----- Data records

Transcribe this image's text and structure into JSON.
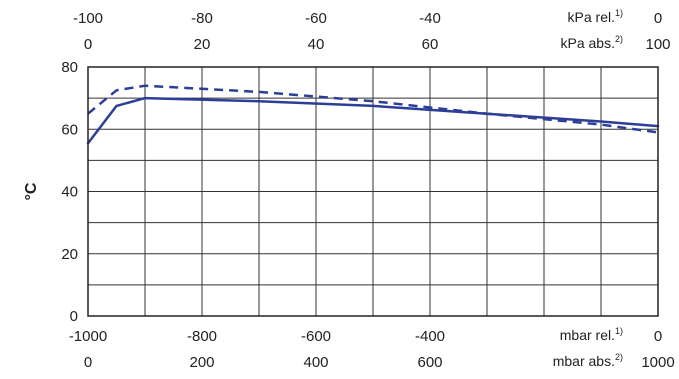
{
  "chart_data": {
    "type": "line",
    "ylabel": "°C",
    "ylim": [
      0,
      80
    ],
    "yticks": [
      "0",
      "20",
      "40",
      "60",
      "80"
    ],
    "xlim": [
      -1000,
      0
    ],
    "grid": true,
    "x_axes": {
      "top_rel": {
        "ticks": [
          "-100",
          "-80",
          "-60",
          "-40",
          "0"
        ],
        "unit": "kPa rel.",
        "unit_note": "1)"
      },
      "top_abs": {
        "ticks": [
          "0",
          "20",
          "40",
          "60",
          "100"
        ],
        "unit": "kPa abs.",
        "unit_note": "2)"
      },
      "bottom_rel": {
        "ticks": [
          "-1000",
          "-800",
          "-600",
          "-400",
          "0"
        ],
        "unit": "mbar rel.",
        "unit_note": "1)"
      },
      "bottom_abs": {
        "ticks": [
          "0",
          "200",
          "400",
          "600",
          "1000"
        ],
        "unit": "mbar abs.",
        "unit_note": "2)"
      }
    },
    "series": [
      {
        "style": "solid",
        "color": "#2c3e98",
        "points": [
          [
            -1000,
            55.5
          ],
          [
            -950,
            67.5
          ],
          [
            -900,
            70
          ],
          [
            -700,
            69
          ],
          [
            -500,
            67.5
          ],
          [
            -300,
            65
          ],
          [
            -100,
            62.5
          ],
          [
            0,
            61
          ]
        ]
      },
      {
        "style": "dashed",
        "color": "#2c3e98",
        "points": [
          [
            -1000,
            65
          ],
          [
            -950,
            72.5
          ],
          [
            -900,
            74
          ],
          [
            -700,
            72
          ],
          [
            -500,
            69
          ],
          [
            -300,
            65
          ],
          [
            -100,
            61.5
          ],
          [
            0,
            59
          ]
        ]
      }
    ]
  }
}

----------

Job –
Leave out all images, then reproduce the entries above exactly.

Reply –
Transcribe this image's text and structure into JSON.
{
  "chart_data": {
    "type": "line",
    "ylabel": "°C",
    "ylim": [
      0,
      80
    ],
    "yticks": [
      "0",
      "20",
      "40",
      "60",
      "80"
    ],
    "xlim": [
      -1000,
      0
    ],
    "grid": true,
    "x_axes": {
      "top_rel": {
        "ticks": [
          "-100",
          "-80",
          "-60",
          "-40",
          "0"
        ],
        "unit": "kPa rel.",
        "unit_note": "1)"
      },
      "top_abs": {
        "ticks": [
          "0",
          "20",
          "40",
          "60",
          "100"
        ],
        "unit": "kPa abs.",
        "unit_note": "2)"
      },
      "bottom_rel": {
        "ticks": [
          "-1000",
          "-800",
          "-600",
          "-400",
          "0"
        ],
        "unit": "mbar rel.",
        "unit_note": "1)"
      },
      "bottom_abs": {
        "ticks": [
          "0",
          "200",
          "400",
          "600",
          "1000"
        ],
        "unit": "mbar abs.",
        "unit_note": "2)"
      }
    },
    "series": [
      {
        "style": "solid",
        "color": "#2c3e98",
        "points": [
          [
            -1000,
            55.5
          ],
          [
            -950,
            67.5
          ],
          [
            -900,
            70
          ],
          [
            -700,
            69
          ],
          [
            -500,
            67.5
          ],
          [
            -300,
            65
          ],
          [
            -100,
            62.5
          ],
          [
            0,
            61
          ]
        ]
      },
      {
        "style": "dashed",
        "color": "#2c3e98",
        "points": [
          [
            -1000,
            65
          ],
          [
            -950,
            72.5
          ],
          [
            -900,
            74
          ],
          [
            -700,
            72
          ],
          [
            -500,
            69
          ],
          [
            -300,
            65
          ],
          [
            -100,
            61.5
          ],
          [
            0,
            59
          ]
        ]
      }
    ]
  }
}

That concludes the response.